* [Records shown]:
== == ==

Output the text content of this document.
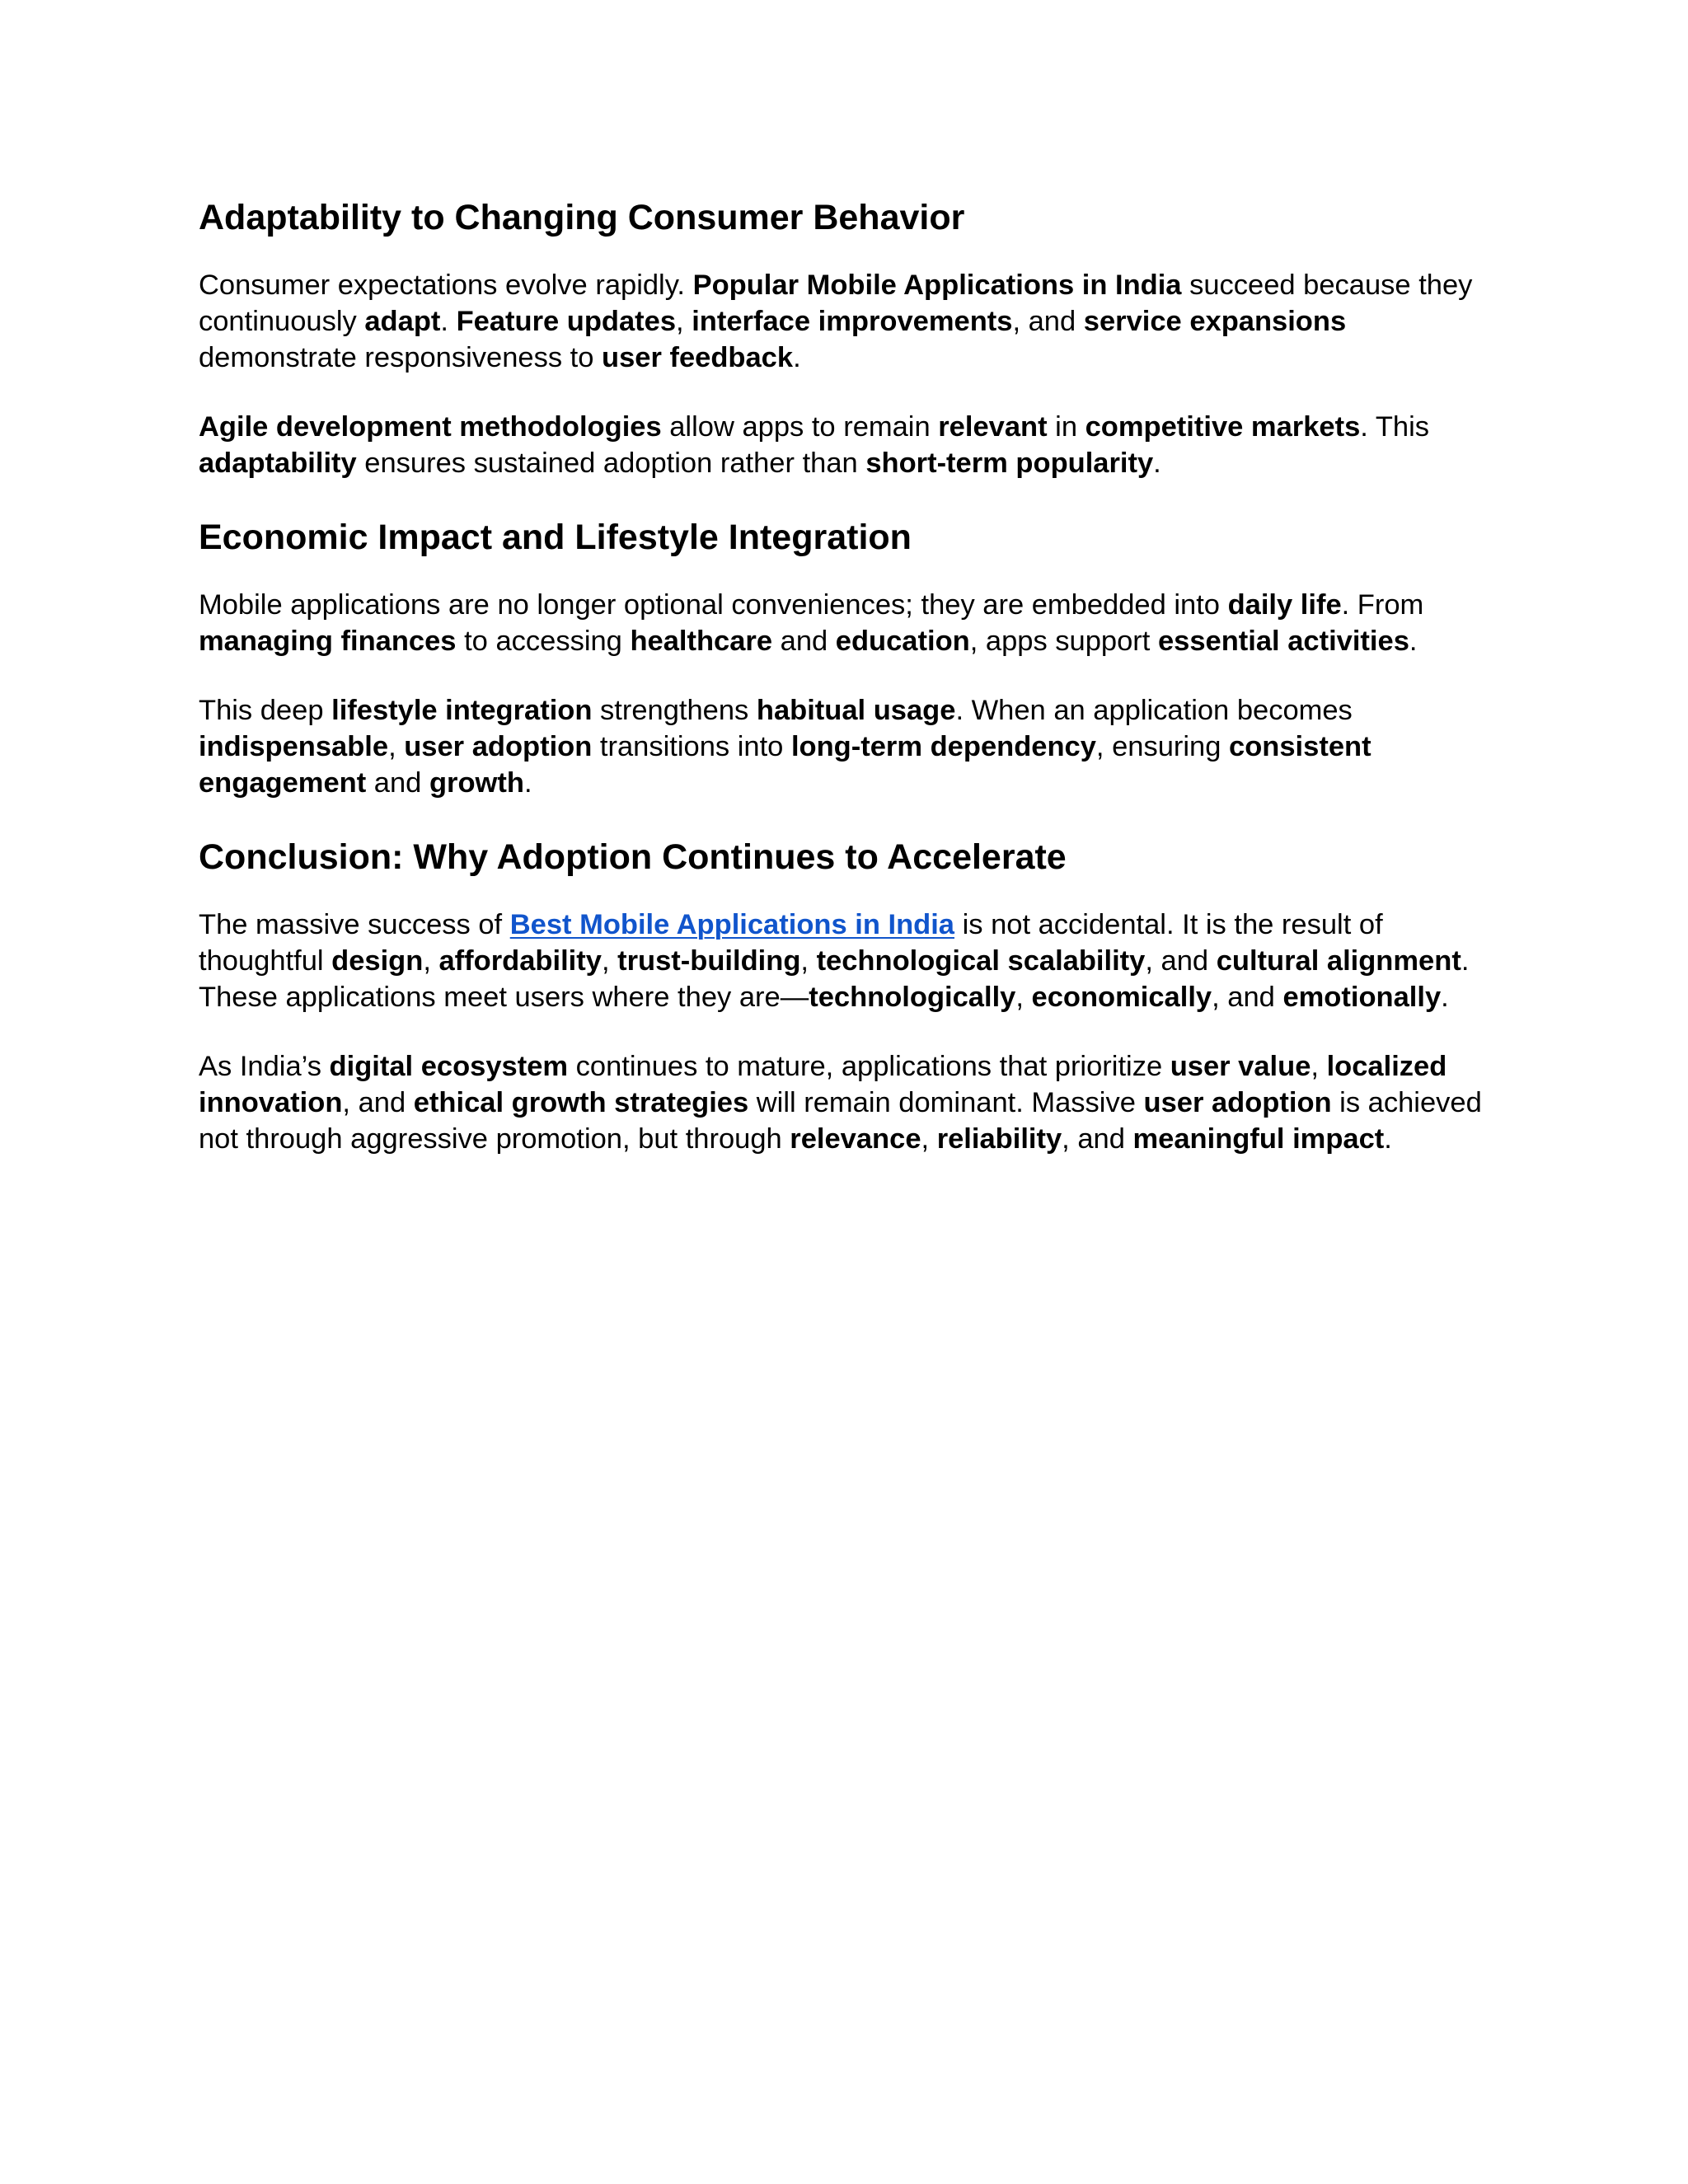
Adaptability to Changing Consumer Behavior

Consumer expectations evolve rapidly. Popular Mobile Applications in India succeed because they continuously adapt. Feature updates, interface improvements, and service expansions demonstrate responsiveness to user feedback.

Agile development methodologies allow apps to remain relevant in competitive markets. This adaptability ensures sustained adoption rather than short-term popularity.

Economic Impact and Lifestyle Integration

Mobile applications are no longer optional conveniences; they are embedded into daily life. From managing finances to accessing healthcare and education, apps support essential activities.

This deep lifestyle integration strengthens habitual usage. When an application becomes indispensable, user adoption transitions into long-term dependency, ensuring consistent engagement and growth.

Conclusion: Why Adoption Continues to Accelerate

The massive success of Best Mobile Applications in India is not accidental. It is the result of thoughtful design, affordability, trust-building, technological scalability, and cultural alignment. These applications meet users where they are—technologically, economically, and emotionally.

As India’s digital ecosystem continues to mature, applications that prioritize user value, localized innovation, and ethical growth strategies will remain dominant. Massive user adoption is achieved not through aggressive promotion, but through relevance, reliability, and meaningful impact.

== == ==

* [What is expected]: Look through the data above. Find each line with the string "Consumer" and copy it.

* [Completed exercise]:
Adaptability to Changing Consumer Behavior
Consumer expectations evolve rapidly. Popular Mobile Applications in India succeed because they continuously adapt. Feature updates, interface improvements, and service expansions demonstrate responsiveness to user feedback.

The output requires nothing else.